-------- DOCUMENT PASSAGE --------

Thursday, March 7, 2013

Step#4: Empathy -- The Moustrap

In session #4 (7 March) of our "Twelve Steps to a Compassionate Life" book study being held at Oblate School of Theology we will be closing with this story, the mousetrap fable:


The Mousetrap

A mouse looked through the crack in the wall
to see the farmer and his wife open a package.

What food might this contain?” The mouse wondered -
he was devastated to discover it was a mousetrap.

Retreating to the farmyard, the mouse proclaimed the warning.
There is a mousetrap in the house! There is a mousetrap in the house!”

The chicken clucked and scratched, raised her head and said,
“Mr. Mouse, I can tell this is a grave concern to you, but it is of no
consequence to me. I cannot be bothered by it.”

The mouse turned to the pig and told him,
“There is a mousetrap in the house! There is a mousetrap in the house!”

The pig sympathized, but said, “I am so very sorry, Mr. Mouse, but there is nothing I can do
about it but pray. Be assured you are in my prayers.”

The mouse turned to the cow and said
“There is a mousetrap in the house! There is a mousetrap in the house!”

The cow said, “Wow, Mr. Mouse. I’m sorry for you,
but it’s no skin off my nose.”

So, the mouse returned to the house, head down and dejected,
to face the farmer’s mousetrap alone.

That very night a sound was heard throughout the house —
like the sound of a mousetrap catching its prey. The farmer’s wife rushed to see what was
caught. In the darkness, she did not see it was a venomous snake whose tail the trap had
caught. The snake bit the farmer’s wife. The farmer rushed her to the hospital, and she returned
home with a fever.

Everyone knows you treat a fever with fresh chicken soup,
so the farmer took his hatchet to the farmyard for the soup’s main ingredient.

But his wife’s sickness continued, so friends and neighbors came to sit with her around the
clock. To feed them, the farmer butchered the pig.

The farmer’s wife did not get well; she died.
So many people came for her funeral; the farmer had the cow slaughtered
to provide enough meat for all of them.

The mouse looked upon it all from his crack in the wall with great sadness.

-------- DATA EXTRACTS --------

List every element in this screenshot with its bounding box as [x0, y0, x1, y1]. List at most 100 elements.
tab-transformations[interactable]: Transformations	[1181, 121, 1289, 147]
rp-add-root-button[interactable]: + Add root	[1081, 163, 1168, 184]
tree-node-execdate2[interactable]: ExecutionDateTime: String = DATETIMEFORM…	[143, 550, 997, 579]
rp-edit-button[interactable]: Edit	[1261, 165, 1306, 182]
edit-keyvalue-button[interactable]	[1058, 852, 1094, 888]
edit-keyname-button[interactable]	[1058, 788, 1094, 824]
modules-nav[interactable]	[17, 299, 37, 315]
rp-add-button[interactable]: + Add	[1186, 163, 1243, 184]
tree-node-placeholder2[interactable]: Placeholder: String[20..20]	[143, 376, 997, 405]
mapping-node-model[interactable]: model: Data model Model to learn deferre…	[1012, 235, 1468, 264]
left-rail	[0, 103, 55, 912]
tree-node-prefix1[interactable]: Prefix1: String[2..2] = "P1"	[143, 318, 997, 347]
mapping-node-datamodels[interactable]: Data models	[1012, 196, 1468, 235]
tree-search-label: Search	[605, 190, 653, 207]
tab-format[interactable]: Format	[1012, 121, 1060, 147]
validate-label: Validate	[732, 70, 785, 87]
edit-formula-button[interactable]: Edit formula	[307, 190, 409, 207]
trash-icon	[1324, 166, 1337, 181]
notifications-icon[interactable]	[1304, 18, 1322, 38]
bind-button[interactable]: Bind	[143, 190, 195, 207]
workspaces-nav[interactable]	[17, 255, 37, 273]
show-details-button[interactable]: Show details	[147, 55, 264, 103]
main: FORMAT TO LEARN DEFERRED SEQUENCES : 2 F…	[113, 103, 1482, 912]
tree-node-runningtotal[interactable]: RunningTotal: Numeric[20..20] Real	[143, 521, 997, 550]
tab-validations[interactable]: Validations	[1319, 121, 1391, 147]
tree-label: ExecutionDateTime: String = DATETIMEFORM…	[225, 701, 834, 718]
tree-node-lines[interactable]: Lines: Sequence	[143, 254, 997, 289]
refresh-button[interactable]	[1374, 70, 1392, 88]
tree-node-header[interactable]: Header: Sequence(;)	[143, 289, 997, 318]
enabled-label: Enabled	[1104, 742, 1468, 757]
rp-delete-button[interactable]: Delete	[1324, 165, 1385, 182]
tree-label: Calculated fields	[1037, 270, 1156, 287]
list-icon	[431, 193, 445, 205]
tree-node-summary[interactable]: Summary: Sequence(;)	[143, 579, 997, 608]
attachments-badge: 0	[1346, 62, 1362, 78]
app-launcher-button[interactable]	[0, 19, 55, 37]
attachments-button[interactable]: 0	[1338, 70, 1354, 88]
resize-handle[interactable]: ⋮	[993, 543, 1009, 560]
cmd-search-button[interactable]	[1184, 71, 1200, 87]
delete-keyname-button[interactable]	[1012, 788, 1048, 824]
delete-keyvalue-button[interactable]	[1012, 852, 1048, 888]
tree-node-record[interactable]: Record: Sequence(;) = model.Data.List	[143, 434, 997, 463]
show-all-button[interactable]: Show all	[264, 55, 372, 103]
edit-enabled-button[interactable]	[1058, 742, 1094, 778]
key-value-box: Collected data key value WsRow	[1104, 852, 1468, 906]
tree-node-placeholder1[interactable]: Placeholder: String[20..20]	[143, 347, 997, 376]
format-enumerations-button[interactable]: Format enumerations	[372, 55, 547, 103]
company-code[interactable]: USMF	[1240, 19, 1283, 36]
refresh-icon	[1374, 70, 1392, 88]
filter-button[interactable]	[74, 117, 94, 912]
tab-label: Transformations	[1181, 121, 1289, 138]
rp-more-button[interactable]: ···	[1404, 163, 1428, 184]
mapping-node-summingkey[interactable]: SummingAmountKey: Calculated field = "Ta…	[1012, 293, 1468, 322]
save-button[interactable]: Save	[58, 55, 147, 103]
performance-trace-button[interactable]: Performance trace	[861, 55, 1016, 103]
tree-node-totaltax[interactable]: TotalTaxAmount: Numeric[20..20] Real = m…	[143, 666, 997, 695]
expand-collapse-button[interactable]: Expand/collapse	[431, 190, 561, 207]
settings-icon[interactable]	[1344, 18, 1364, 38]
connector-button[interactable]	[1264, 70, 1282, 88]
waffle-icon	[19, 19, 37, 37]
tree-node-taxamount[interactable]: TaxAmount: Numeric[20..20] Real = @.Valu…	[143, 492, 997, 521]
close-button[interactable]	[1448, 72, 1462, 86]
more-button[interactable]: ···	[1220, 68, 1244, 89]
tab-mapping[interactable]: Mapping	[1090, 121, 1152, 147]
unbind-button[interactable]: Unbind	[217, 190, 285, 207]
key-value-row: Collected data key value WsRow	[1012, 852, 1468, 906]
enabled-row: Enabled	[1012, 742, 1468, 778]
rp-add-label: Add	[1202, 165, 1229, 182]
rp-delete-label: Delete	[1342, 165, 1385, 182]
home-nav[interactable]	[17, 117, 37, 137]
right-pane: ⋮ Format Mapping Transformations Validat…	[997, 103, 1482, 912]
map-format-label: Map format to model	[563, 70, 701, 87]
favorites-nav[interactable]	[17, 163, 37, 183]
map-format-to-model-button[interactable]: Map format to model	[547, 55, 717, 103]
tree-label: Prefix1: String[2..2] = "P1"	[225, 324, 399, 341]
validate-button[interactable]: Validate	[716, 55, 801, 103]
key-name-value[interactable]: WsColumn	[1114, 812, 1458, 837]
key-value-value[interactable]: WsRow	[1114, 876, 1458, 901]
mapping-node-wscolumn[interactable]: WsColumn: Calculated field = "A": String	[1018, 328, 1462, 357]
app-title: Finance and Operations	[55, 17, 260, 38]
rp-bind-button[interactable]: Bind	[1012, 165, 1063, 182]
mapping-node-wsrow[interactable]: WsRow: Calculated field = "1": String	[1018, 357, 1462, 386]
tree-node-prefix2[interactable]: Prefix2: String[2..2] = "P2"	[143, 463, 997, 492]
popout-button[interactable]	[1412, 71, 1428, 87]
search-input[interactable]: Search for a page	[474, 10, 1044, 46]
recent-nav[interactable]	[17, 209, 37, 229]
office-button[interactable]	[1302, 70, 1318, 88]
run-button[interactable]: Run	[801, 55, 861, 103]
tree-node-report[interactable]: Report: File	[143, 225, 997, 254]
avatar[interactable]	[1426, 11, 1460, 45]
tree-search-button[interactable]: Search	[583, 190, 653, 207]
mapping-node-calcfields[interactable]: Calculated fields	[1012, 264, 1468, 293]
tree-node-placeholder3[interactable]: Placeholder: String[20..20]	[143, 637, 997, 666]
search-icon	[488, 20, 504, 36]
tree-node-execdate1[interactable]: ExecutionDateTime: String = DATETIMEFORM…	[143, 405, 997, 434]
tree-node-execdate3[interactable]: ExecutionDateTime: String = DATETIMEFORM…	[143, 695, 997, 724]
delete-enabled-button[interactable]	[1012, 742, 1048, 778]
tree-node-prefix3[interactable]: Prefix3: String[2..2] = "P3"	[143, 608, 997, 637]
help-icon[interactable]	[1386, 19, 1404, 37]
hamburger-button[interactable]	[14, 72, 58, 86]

--------

THINGS TO DO:
1) Translate this sentence from the mousetrap fable into Spanish: "The farmer's wife did not get well; she died."
2) Please extract the part of the mousetrap fable that begins at the words "The mouse turned to the pig" and stops after the words "farmer’s mousetrap alone.".
3) In the mousetrap fable, which animal does the farmer butcher to feed the friends and neighbors sitting with his wife?
This material has no connection to the mousetrap fable.

ANSWERS BY TASK:
1) La esposa del granjero no se recuperó; murió.

2)
The mouse turned to the pig and told him,
“There is a mousetrap in the house! There is a mousetrap in the house!”

The pig sympathized, but said, “I am so very sorry, Mr. Mouse, but there is nothing I can do
about it but pray. Be assured you are in my prayers.”

The mouse turned to the cow and said
“There is a mousetrap in the house! There is a mousetrap in the house!”

The cow said, “Wow, Mr. Mouse. I’m sorry for you,
but it’s no skin off my nose.”

So, the mouse returned to the house, head down and dejected,
to face the farmer’s mousetrap alone.

3) The pig.